= Goal of the exercise =
Images must not appear in your copy; reproduce every other part of the records exactly.

------ Given data ------

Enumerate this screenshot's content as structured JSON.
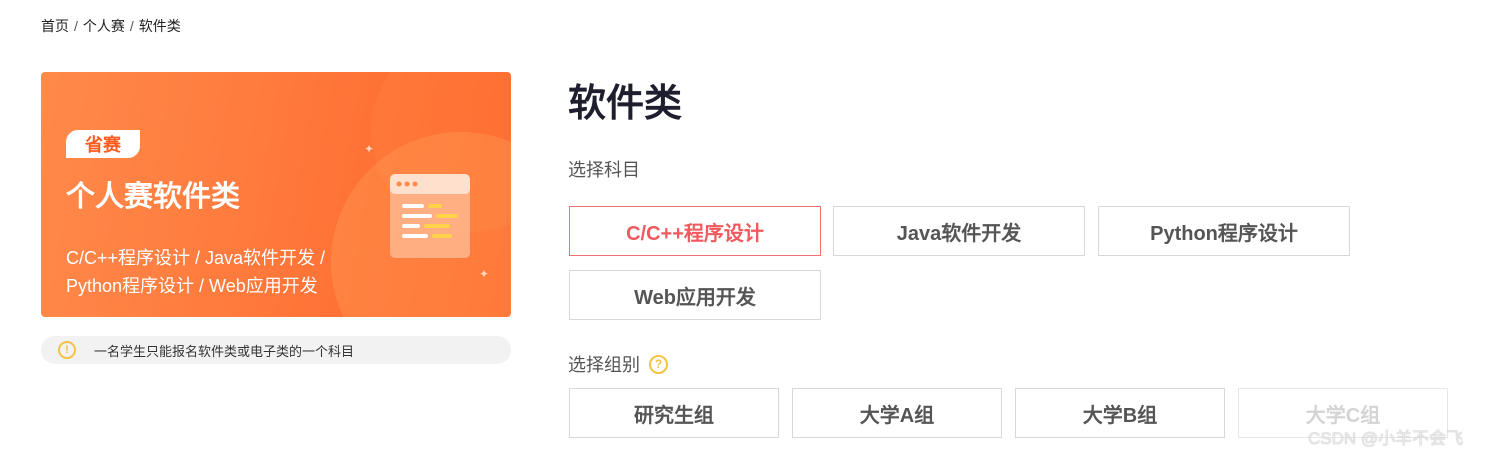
{
  "breadcrumb": {
    "home": "首页",
    "category": "个人赛",
    "current": "软件类",
    "separator": "/"
  },
  "banner": {
    "badge": "省赛",
    "title": "个人赛软件类",
    "desc_line1": "C/C++程序设计 / Java软件开发 /",
    "desc_line2": "Python程序设计 / Web应用开发",
    "illustration_icon": "code-window-icon"
  },
  "notice": {
    "icon": "warning-icon",
    "text": "一名学生只能报名软件类或电子类的一个科目"
  },
  "main": {
    "title": "软件类",
    "subject_label": "选择科目",
    "subjects": [
      {
        "label": "C/C++程序设计",
        "state": "selected"
      },
      {
        "label": "Java软件开发",
        "state": "normal"
      },
      {
        "label": "Python程序设计",
        "state": "normal"
      },
      {
        "label": "Web应用开发",
        "state": "normal"
      }
    ],
    "group_label": "选择组别",
    "group_help_icon": "question-circle-icon",
    "groups": [
      {
        "label": "研究生组",
        "state": "normal"
      },
      {
        "label": "大学A组",
        "state": "normal"
      },
      {
        "label": "大学B组",
        "state": "normal"
      },
      {
        "label": "大学C组",
        "state": "disabled"
      }
    ]
  },
  "watermark": "CSDN @小羊不会飞",
  "colors": {
    "accent": "#f0595e",
    "banner": "#ff7a3d",
    "warning": "#f5c244"
  }
}
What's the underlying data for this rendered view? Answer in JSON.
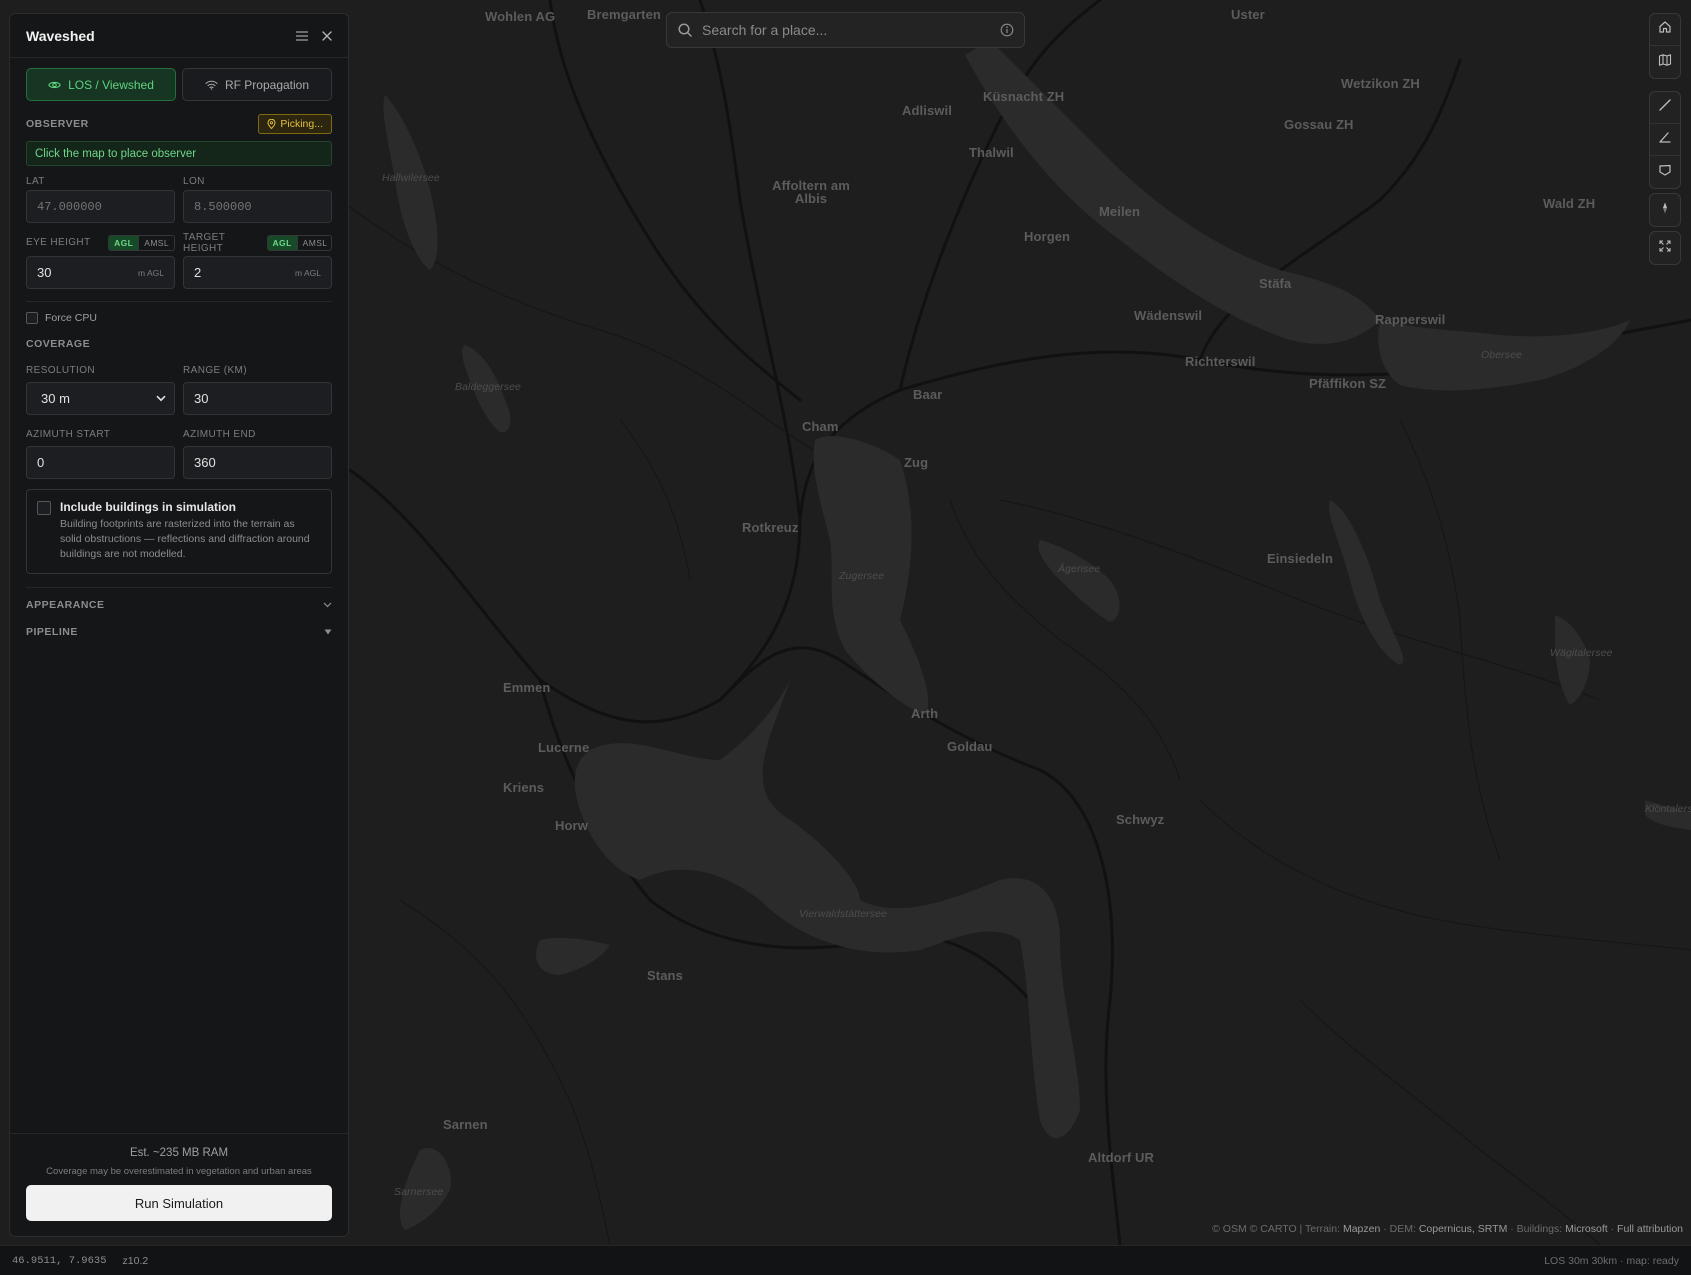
{
  "app": {
    "title": "Waveshed"
  },
  "search": {
    "placeholder": "Search for a place..."
  },
  "modes": [
    {
      "label": "LOS / Viewshed",
      "icon": "eye-icon",
      "active": true
    },
    {
      "label": "RF Propagation",
      "icon": "wifi-icon",
      "active": false
    }
  ],
  "observer": {
    "section": "OBSERVER",
    "picking_label": "Picking...",
    "hint": "Click the map to place observer",
    "lat_label": "LAT",
    "lat_placeholder": "47.000000",
    "lon_label": "LON",
    "lon_placeholder": "8.500000",
    "eye_height_label": "EYE HEIGHT",
    "eye_height_value": "30",
    "target_height_label": "TARGET HEIGHT",
    "target_height_value": "2",
    "agl": "AGL",
    "amsl": "AMSL",
    "unit": "m AGL"
  },
  "force_cpu_label": "Force CPU",
  "coverage": {
    "section": "COVERAGE",
    "resolution_label": "RESOLUTION",
    "resolution_value": "30 m",
    "range_label": "RANGE (KM)",
    "range_value": "30",
    "az_start_label": "AZIMUTH START",
    "az_start_value": "0",
    "az_end_label": "AZIMUTH END",
    "az_end_value": "360"
  },
  "buildings": {
    "title": "Include buildings in simulation",
    "description": "Building footprints are rasterized into the terrain as solid obstructions — reflections and diffraction around buildings are not modelled."
  },
  "sections": {
    "appearance": "APPEARANCE",
    "pipeline": "PIPELINE"
  },
  "footer": {
    "estimate": "Est. ~235 MB RAM",
    "warning": "Coverage may be overestimated in vegetation and urban areas",
    "run_label": "Run Simulation"
  },
  "status": {
    "coords": "46.9511, 7.9635",
    "zoom": "z10.2",
    "summary": "LOS 30m 30km · map: ready"
  },
  "attribution": {
    "prefix": "© OSM © CARTO | Terrain: ",
    "terrain": "Mapzen",
    "dem_prefix": " · DEM: ",
    "dem": "Copernicus, SRTM",
    "buildings_prefix": " · Buildings: ",
    "buildings": "Microsoft",
    "full": "Full attribution"
  },
  "map_labels": {
    "towns": [
      "Wohlen AG",
      "Bremgarten",
      "Uster",
      "Wetzikon ZH",
      "Adliswil",
      "Küsnacht ZH",
      "Gossau ZH",
      "Thalwil",
      "Affoltern am Albis",
      "Meilen",
      "Wald ZH",
      "Horgen",
      "Stäfa",
      "Wädenswil",
      "Rapperswil",
      "Richterswil",
      "Pfäffikon SZ",
      "Baar",
      "Cham",
      "Zug",
      "Rotkreuz",
      "Einsiedeln",
      "Emmen",
      "Arth",
      "Lucerne",
      "Goldau",
      "Kriens",
      "Horw",
      "Schwyz",
      "Stans",
      "Sarnen",
      "Altdorf UR"
    ],
    "lakes": [
      "Hallwilersee",
      "Baldeggersee",
      "Obersee",
      "Zugersee",
      "Ägerisee",
      "Wägitalersee",
      "Klöntalersee",
      "Vierwaldstättersee",
      "Sarnersee"
    ]
  },
  "colors": {
    "accent": "#5fd37f",
    "picking": "#e3c13a",
    "map_bg": "#1e1e1e",
    "water": "#2b2b2b"
  }
}
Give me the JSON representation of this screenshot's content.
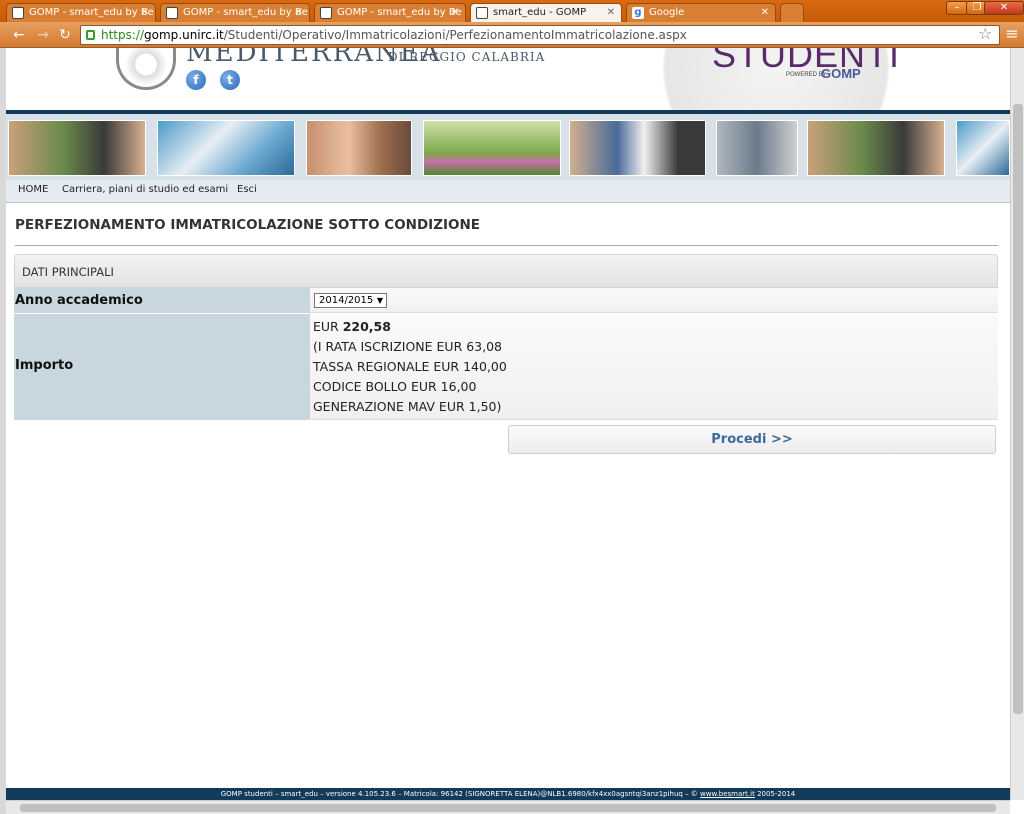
{
  "browser": {
    "tabs": [
      {
        "title": "GOMP - smart_edu by Be",
        "active": false
      },
      {
        "title": "GOMP - smart_edu by Be",
        "active": false
      },
      {
        "title": "GOMP - smart_edu by Be",
        "active": false
      },
      {
        "title": "smart_edu - GOMP",
        "active": true
      },
      {
        "title": "Google",
        "active": false
      }
    ],
    "url_scheme": "https://",
    "url_host": "gomp.unirc.it",
    "url_path": "/Studenti/Operativo/Immatricolazioni/PerfezionamentoImmatricolazione.aspx"
  },
  "header": {
    "university_name": "MEDITERRANEA",
    "university_sub": "DI REGGIO CALABRIA",
    "portal_name": "STUDENTI",
    "powered_by": "POWERED BY",
    "brand": "GOMP"
  },
  "nav": {
    "items": [
      "HOME",
      "Carriera, piani di studio ed esami",
      "Esci"
    ]
  },
  "page": {
    "title": "PERFEZIONAMENTO IMMATRICOLAZIONE SOTTO CONDIZIONE",
    "section_title": "DATI PRINCIPALI",
    "anno_label": "Anno accademico",
    "anno_value": "2014/2015",
    "importo_label": "Importo",
    "importo_lines": {
      "total_prefix": "EUR ",
      "total_amount": "220,58",
      "line1": "(I RATA ISCRIZIONE EUR 63,08",
      "line2": "TASSA REGIONALE EUR 140,00",
      "line3": "CODICE BOLLO EUR 16,00",
      "line4": "GENERAZIONE MAV EUR 1,50)"
    },
    "procedi_label": "Procedi >>"
  },
  "footer": {
    "text": "GOMP studenti – smart_edu – versione 4.105.23.6 – Matricola: 96142 (SIGNORETTA ELENA)@NLB1.6980/kfx4xx0agsntqi3anz1pihuq – © ",
    "link": "www.besmart.it",
    "years": " 2005-2014"
  },
  "colors": {
    "navy": "#123a5a",
    "label_bg": "#c8d6dd",
    "procedi_text": "#3a6a9a",
    "chrome_orange": "#d96a10"
  }
}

------

= The response =
Enumerate this screenshot's content as structured JSON.
{
  "breadcrumb": {
    "home": "首页",
    "category": "个人赛",
    "current": "软件类",
    "separator": "/"
  },
  "banner": {
    "badge": "省赛",
    "title": "个人赛软件类",
    "desc_line1": "C/C++程序设计 / Java软件开发 /",
    "desc_line2": "Python程序设计 / Web应用开发",
    "illustration_icon": "code-window-icon"
  },
  "notice": {
    "icon": "warning-icon",
    "text": "一名学生只能报名软件类或电子类的一个科目"
  },
  "main": {
    "title": "软件类",
    "subject_label": "选择科目",
    "subjects": [
      {
        "label": "C/C++程序设计",
        "state": "selected"
      },
      {
        "label": "Java软件开发",
        "state": "normal"
      },
      {
        "label": "Python程序设计",
        "state": "normal"
      },
      {
        "label": "Web应用开发",
        "state": "normal"
      }
    ],
    "group_label": "选择组别",
    "group_help_icon": "question-circle-icon",
    "groups": [
      {
        "label": "研究生组",
        "state": "normal"
      },
      {
        "label": "大学A组",
        "state": "normal"
      },
      {
        "label": "大学B组",
        "state": "normal"
      },
      {
        "label": "大学C组",
        "state": "disabled"
      }
    ]
  },
  "watermark": "CSDN @小羊不会飞",
  "colors": {
    "accent": "#f0595e",
    "banner": "#ff7a3d",
    "warning": "#f5c244"
  }
}
What's the underlying data for this rendered view? Answer in JSON.
{
  "app": {
    "title": "Waveshed"
  },
  "search": {
    "placeholder": "Search for a place..."
  },
  "modes": [
    {
      "label": "LOS / Viewshed",
      "icon": "eye-icon",
      "active": true
    },
    {
      "label": "RF Propagation",
      "icon": "wifi-icon",
      "active": false
    }
  ],
  "observer": {
    "section": "OBSERVER",
    "picking_label": "Picking...",
    "hint": "Click the map to place observer",
    "lat_label": "LAT",
    "lat_placeholder": "47.000000",
    "lon_label": "LON",
    "lon_placeholder": "8.500000",
    "eye_height_label": "EYE HEIGHT",
    "eye_height_value": "30",
    "target_height_label": "TARGET HEIGHT",
    "target_height_value": "2",
    "agl": "AGL",
    "amsl": "AMSL",
    "unit": "m AGL"
  },
  "force_cpu_label": "Force CPU",
  "coverage": {
    "section": "COVERAGE",
    "resolution_label": "RESOLUTION",
    "resolution_value": "30 m",
    "range_label": "RANGE (KM)",
    "range_value": "30",
    "az_start_label": "AZIMUTH START",
    "az_start_value": "0",
    "az_end_label": "AZIMUTH END",
    "az_end_value": "360"
  },
  "buildings": {
    "title": "Include buildings in simulation",
    "description": "Building footprints are rasterized into the terrain as solid obstructions — reflections and diffraction around buildings are not modelled."
  },
  "sections": {
    "appearance": "APPEARANCE",
    "pipeline": "PIPELINE"
  },
  "footer": {
    "estimate": "Est. ~235 MB RAM",
    "warning": "Coverage may be overestimated in vegetation and urban areas",
    "run_label": "Run Simulation"
  },
  "status": {
    "coords": "46.9511, 7.9635",
    "zoom": "z10.2",
    "summary": "LOS 30m 30km · map: ready"
  },
  "attribution": {
    "prefix": "© OSM © CARTO | Terrain: ",
    "terrain": "Mapzen",
    "dem_prefix": " · DEM: ",
    "dem": "Copernicus, SRTM",
    "buildings_prefix": " · Buildings: ",
    "buildings": "Microsoft",
    "full": "Full attribution"
  },
  "map_labels": {
    "towns": [
      "Wohlen AG",
      "Bremgarten",
      "Uster",
      "Wetzikon ZH",
      "Adliswil",
      "Küsnacht ZH",
      "Gossau ZH",
      "Thalwil",
      "Affoltern am Albis",
      "Meilen",
      "Wald ZH",
      "Horgen",
      "Stäfa",
      "Wädenswil",
      "Rapperswil",
      "Richterswil",
      "Pfäffikon SZ",
      "Baar",
      "Cham",
      "Zug",
      "Rotkreuz",
      "Einsiedeln",
      "Emmen",
      "Arth",
      "Lucerne",
      "Goldau",
      "Kriens",
      "Horw",
      "Schwyz",
      "Stans",
      "Sarnen",
      "Altdorf UR"
    ],
    "lakes": [
      "Hallwilersee",
      "Baldeggersee",
      "Obersee",
      "Zugersee",
      "Ägerisee",
      "Wägitalersee",
      "Klöntalersee",
      "Vierwaldstättersee",
      "Sarnersee"
    ]
  },
  "colors": {
    "accent": "#5fd37f",
    "picking": "#e3c13a",
    "map_bg": "#1e1e1e",
    "water": "#2b2b2b"
  }
}
Give me the JSON representation of this screenshot's content.
{
  "browser": {
    "tabs": [
      {
        "title": "GOMP - smart_edu by Be",
        "active": false
      },
      {
        "title": "GOMP - smart_edu by Be",
        "active": false
      },
      {
        "title": "GOMP - smart_edu by Be",
        "active": false
      },
      {
        "title": "smart_edu - GOMP",
        "active": true
      },
      {
        "title": "Google",
        "active": false
      }
    ],
    "url_scheme": "https://",
    "url_host": "gomp.unirc.it",
    "url_path": "/Studenti/Operativo/Immatricolazioni/PerfezionamentoImmatricolazione.aspx"
  },
  "header": {
    "university_name": "MEDITERRANEA",
    "university_sub": "DI REGGIO CALABRIA",
    "portal_name": "STUDENTI",
    "powered_by": "POWERED BY",
    "brand": "GOMP"
  },
  "nav": {
    "items": [
      "HOME",
      "Carriera, piani di studio ed esami",
      "Esci"
    ]
  },
  "page": {
    "title": "PERFEZIONAMENTO IMMATRICOLAZIONE SOTTO CONDIZIONE",
    "section_title": "DATI PRINCIPALI",
    "anno_label": "Anno accademico",
    "anno_value": "2014/2015",
    "importo_label": "Importo",
    "importo_lines": {
      "total_prefix": "EUR ",
      "total_amount": "220,58",
      "line1": "(I RATA ISCRIZIONE EUR 63,08",
      "line2": "TASSA REGIONALE EUR 140,00",
      "line3": "CODICE BOLLO EUR 16,00",
      "line4": "GENERAZIONE MAV EUR 1,50)"
    },
    "procedi_label": "Procedi >>"
  },
  "footer": {
    "text": "GOMP studenti – smart_edu – versione 4.105.23.6 – Matricola: 96142 (SIGNORETTA ELENA)@NLB1.6980/kfx4xx0agsntqi3anz1pihuq – © ",
    "link": "www.besmart.it",
    "years": " 2005-2014"
  },
  "colors": {
    "navy": "#123a5a",
    "label_bg": "#c8d6dd",
    "procedi_text": "#3a6a9a",
    "chrome_orange": "#d96a10"
  }
}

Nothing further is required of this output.